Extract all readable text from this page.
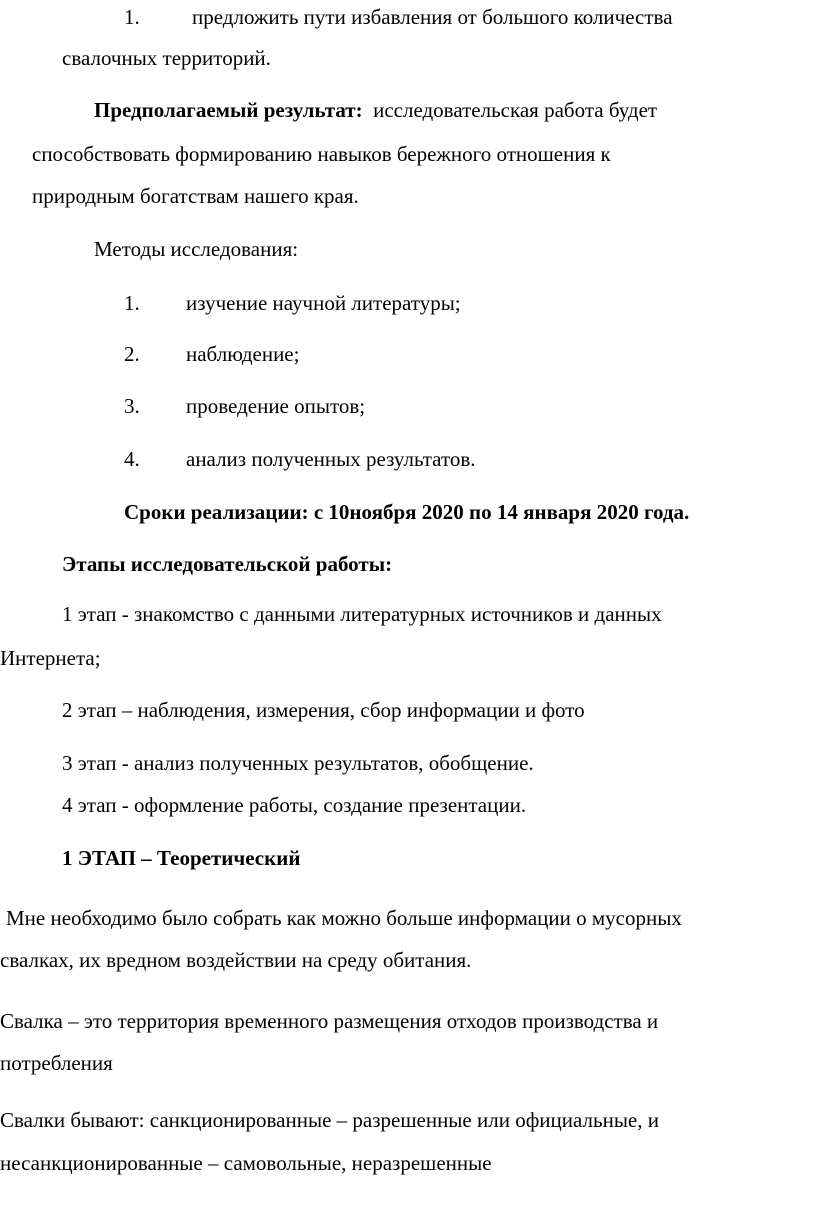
1. предложить пути избавления от большого количества
свалочных территорий.
Предполагаемый результат: исследовательская работа будет
способствовать формированию навыков бережного отношения к
природным богатствам нашего края.
Методы исследования:
1. изучение научной литературы;
2. наблюдение;
3. проведение опытов;
4. анализ полученных результатов.
Сроки реализации: с 10ноября 2020 по 14 января 2020 года.
Этапы исследовательской работы:
1 этап - знакомство с данными литературных источников и данных
Интернета;
2 этап – наблюдения, измерения, сбор информации и фото
3 этап - анализ полученных результатов, обобщение.
4 этап - оформление работы, создание презентации.
1 ЭТАП – Теоретический
Мне необходимо было собрать как можно больше информации о мусорных
свалках, их вредном воздействии на среду обитания.
Свалка – это территория временного размещения отходов производства и
потребления
Свалки бывают: санкционированные – разрешенные или официальные, и
несанкционированные – самовольные, неразрешенные
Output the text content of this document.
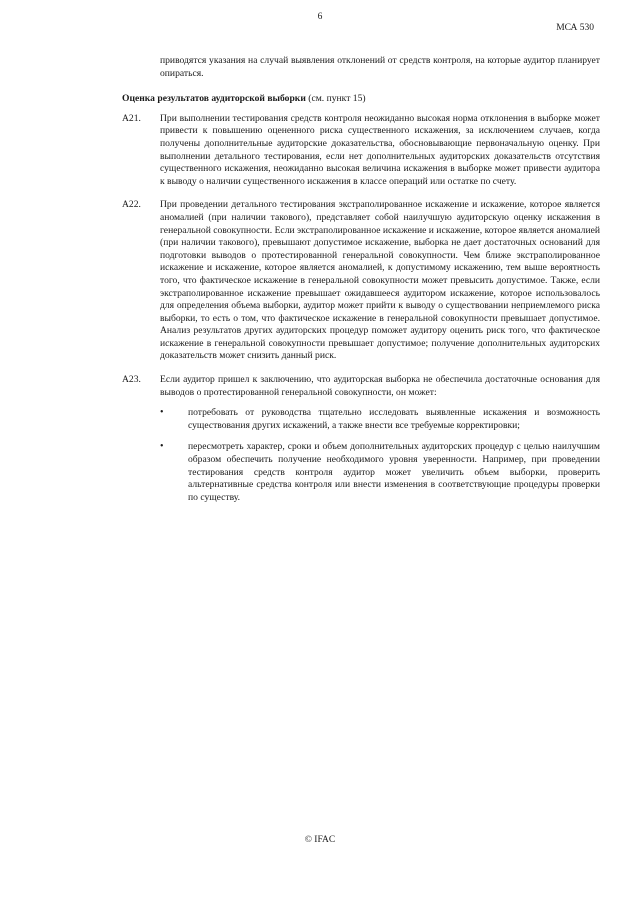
6
МСА 530

приводятся указания на случай выявления отклонений от средств контроля, на которые аудитор планирует опираться.

Оценка результатов аудиторской выборки (см. пункт 15)
A21.	При выполнении тестирования средств контроля неожиданно высокая норма отклонения в выборке может привести к повышению оцененного риска существенного искажения, за исключением случаев, когда получены дополнительные аудиторские доказательства, обосновывающие первоначальную оценку. При выполнении детального тестирования, если нет дополнительных аудиторских доказательств отсутствия существенного искажения, неожиданно высокая величина искажения в выборке может привести аудитора к выводу о наличии существенного искажения в классе операций или остатке по счету.
A22.	При проведении детального тестирования экстраполированное искажение и искажение, которое является аномалией (при наличии такового), представляет собой наилучшую аудиторскую оценку искажения в генеральной совокупности. Если экстраполированное искажение и искажение, которое является аномалией (при наличии такового), превышают допустимое искажение, выборка не дает достаточных оснований для подготовки выводов о протестированной генеральной совокупности. Чем ближе экстраполированное искажение и искажение, которое является аномалией, к допустимому искажению, тем выше вероятность того, что фактическое искажение в генеральной совокупности может превысить допустимое. Также, если экстраполированное искажение превышает ожидавшееся аудитором искажение, которое использовалось для определения объема выборки, аудитор может прийти к выводу о существовании неприемлемого риска выборки, то есть о том, что фактическое искажение в генеральной совокупности превышает допустимое. Анализ результатов других аудиторских процедур поможет аудитору оценить риск того, что фактическое искажение в генеральной совокупности превышает допустимое; получение дополнительных аудиторских доказательств может снизить данный риск.
A23.	Если аудитор пришел к заключению, что аудиторская выборка не обеспечила достаточные основания для выводов о протестированной генеральной совокупности, он может:

•	потребовать от руководства тщательно исследовать выявленные искажения и возможность существования других искажений, а также внести все требуемые корректировки;
•	пересмотреть характер, сроки и объем дополнительных аудиторских процедур с целью наилучшим образом обеспечить получение необходимого уровня уверенности. Например, при проведении тестирования средств контроля аудитор может увеличить объем выборки, проверить альтернативные средства контроля или внести изменения в соответствующие процедуры проверки по существу.
© IFAC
★ ★ ★ ★ ★ ★ ★
▶ _Task instructions_: Compute the number of lines above that contain the string "this". Reply with that value only.

▶ _Correct response_: 2